[Data entries]

......

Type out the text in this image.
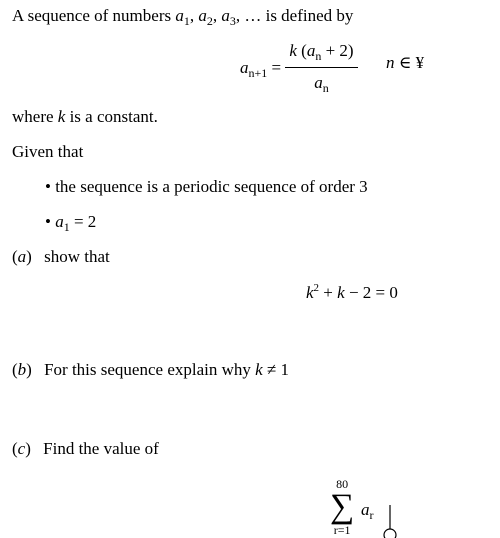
A sequence of numbers $a_1$, $a_2$, $a_3$, … is defined by
$a_{n+1} = \frac{k (a_n + 2)}{a_n}$ n ∈ ¥
where k is a constant.
Given that
• the sequence is a periodic sequence of order 3
• $a_1 = 2$
(a) show that
$k^2 + k - 2 = 0$
(b) For this sequence explain why k ≠ 1
(c) Find the value of
80
∑
r=1
$a_r$
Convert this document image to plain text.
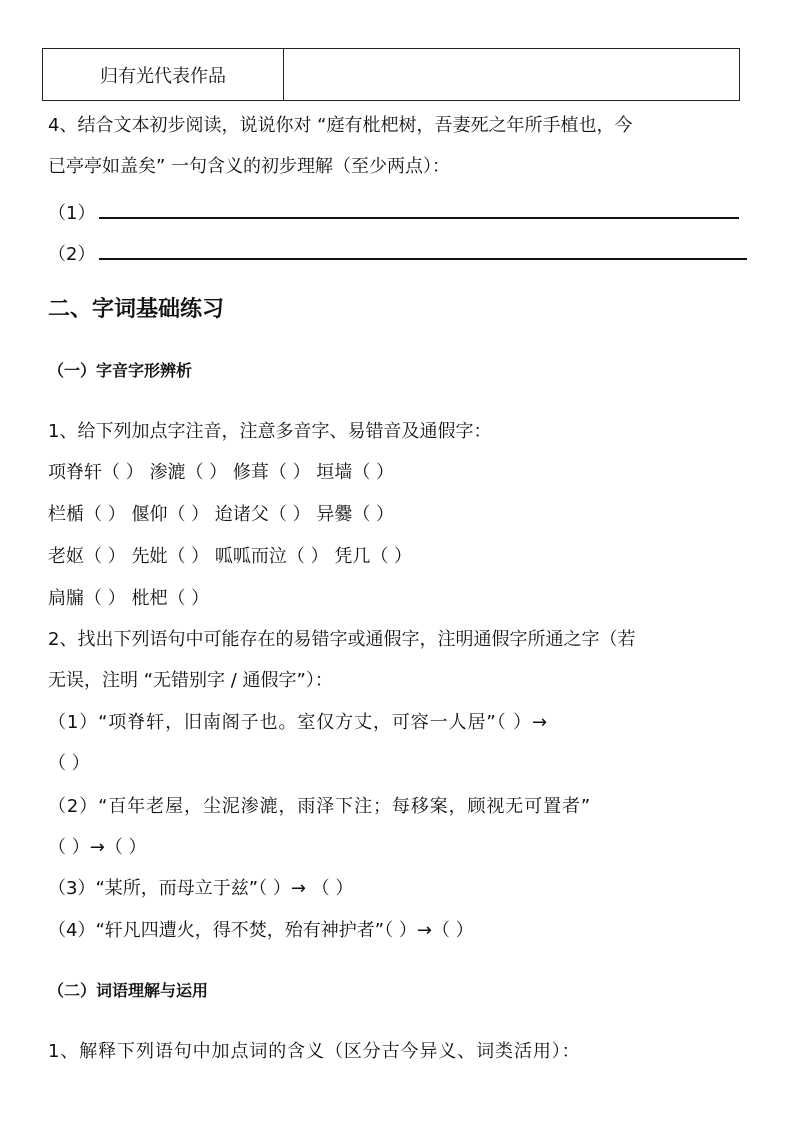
归有光代表作品	
4、结合文本初步阅读，说说你对 “庭有枇杷树，吾妻死之年所手植也，今
已亭亭如盖矣” 一句含义的初步理解（至少两点）：
（1）
（2）
二、字词基础练习
（一）字音字形辨析
1、给下列加点字注音，注意多音字、易错音及通假字：
项脊轩（ ） 渗漉（ ） 修葺（ ） 垣墙（ ）
栏楯（ ） 偃仰（ ） 迨诸父（ ） 异爨（ ）
老妪（ ） 先妣（ ） 呱呱而泣（ ） 凭几（ ）
扃牖（ ） 枇杷（ ）
2、找出下列语句中可能存在的易错字或通假字，注明通假字所通之字（若
无误，注明 “无错别字 / 通假字”）：
（1）“项脊轩，旧南阁子也。室仅方丈，可容一人居”（ ）→
（ ）
（2）“百年老屋，尘泥渗漉，雨泽下注；每移案，顾视无可置者”
（ ）→（ ）
（3）“某所，而母立于兹”（ ）→ （ ）
（4）“轩凡四遭火，得不焚，殆有神护者”（ ）→（ ）
（二）词语理解与运用
1、解释下列语句中加点词的含义（区分古今异义、词类活用）：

......

* GIVEN REQUEST *
Report all lines of the material that contain the word "sequence".

* ANSWER FOR THE TASK *
A sequence of numbers $a_1$, $a_2$, $a_3$, … is defined by
• the sequence is a periodic sequence of order 3
(b) For this sequence explain why k ≠ 1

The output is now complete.